Data entries for graphics:
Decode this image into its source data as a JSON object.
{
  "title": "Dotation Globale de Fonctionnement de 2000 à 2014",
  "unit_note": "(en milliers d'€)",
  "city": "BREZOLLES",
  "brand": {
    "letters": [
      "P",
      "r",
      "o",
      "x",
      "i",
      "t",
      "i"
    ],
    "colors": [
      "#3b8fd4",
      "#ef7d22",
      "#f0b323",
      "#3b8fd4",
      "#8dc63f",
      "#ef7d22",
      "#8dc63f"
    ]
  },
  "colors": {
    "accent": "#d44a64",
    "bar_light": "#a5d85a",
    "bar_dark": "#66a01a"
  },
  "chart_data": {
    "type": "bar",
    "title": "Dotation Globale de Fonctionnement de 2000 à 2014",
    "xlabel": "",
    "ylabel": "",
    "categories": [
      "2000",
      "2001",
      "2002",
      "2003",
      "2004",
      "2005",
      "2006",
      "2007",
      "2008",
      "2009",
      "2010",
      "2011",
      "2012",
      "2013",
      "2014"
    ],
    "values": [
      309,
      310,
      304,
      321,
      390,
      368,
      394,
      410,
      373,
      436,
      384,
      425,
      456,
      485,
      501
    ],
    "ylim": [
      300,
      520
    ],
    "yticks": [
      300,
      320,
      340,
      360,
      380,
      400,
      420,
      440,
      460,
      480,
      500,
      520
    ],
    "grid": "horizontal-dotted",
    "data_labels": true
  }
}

Short problem: Quote all the records. Keep every word exact.

Complete output:
Decode this image into its source data as a JSON object.
{
  "title": "Dotation Globale de Fonctionnement de 2000 à 2014",
  "unit_note": "(en milliers d'€)",
  "city": "BREZOLLES",
  "brand": {
    "letters": [
      "P",
      "r",
      "o",
      "x",
      "i",
      "t",
      "i"
    ],
    "colors": [
      "#3b8fd4",
      "#ef7d22",
      "#f0b323",
      "#3b8fd4",
      "#8dc63f",
      "#ef7d22",
      "#8dc63f"
    ]
  },
  "colors": {
    "accent": "#d44a64",
    "bar_light": "#a5d85a",
    "bar_dark": "#66a01a"
  },
  "chart_data": {
    "type": "bar",
    "title": "Dotation Globale de Fonctionnement de 2000 à 2014",
    "xlabel": "",
    "ylabel": "",
    "categories": [
      "2000",
      "2001",
      "2002",
      "2003",
      "2004",
      "2005",
      "2006",
      "2007",
      "2008",
      "2009",
      "2010",
      "2011",
      "2012",
      "2013",
      "2014"
    ],
    "values": [
      309,
      310,
      304,
      321,
      390,
      368,
      394,
      410,
      373,
      436,
      384,
      425,
      456,
      485,
      501
    ],
    "ylim": [
      300,
      520
    ],
    "yticks": [
      300,
      320,
      340,
      360,
      380,
      400,
      420,
      440,
      460,
      480,
      500,
      520
    ],
    "grid": "horizontal-dotted",
    "data_labels": true
  }
}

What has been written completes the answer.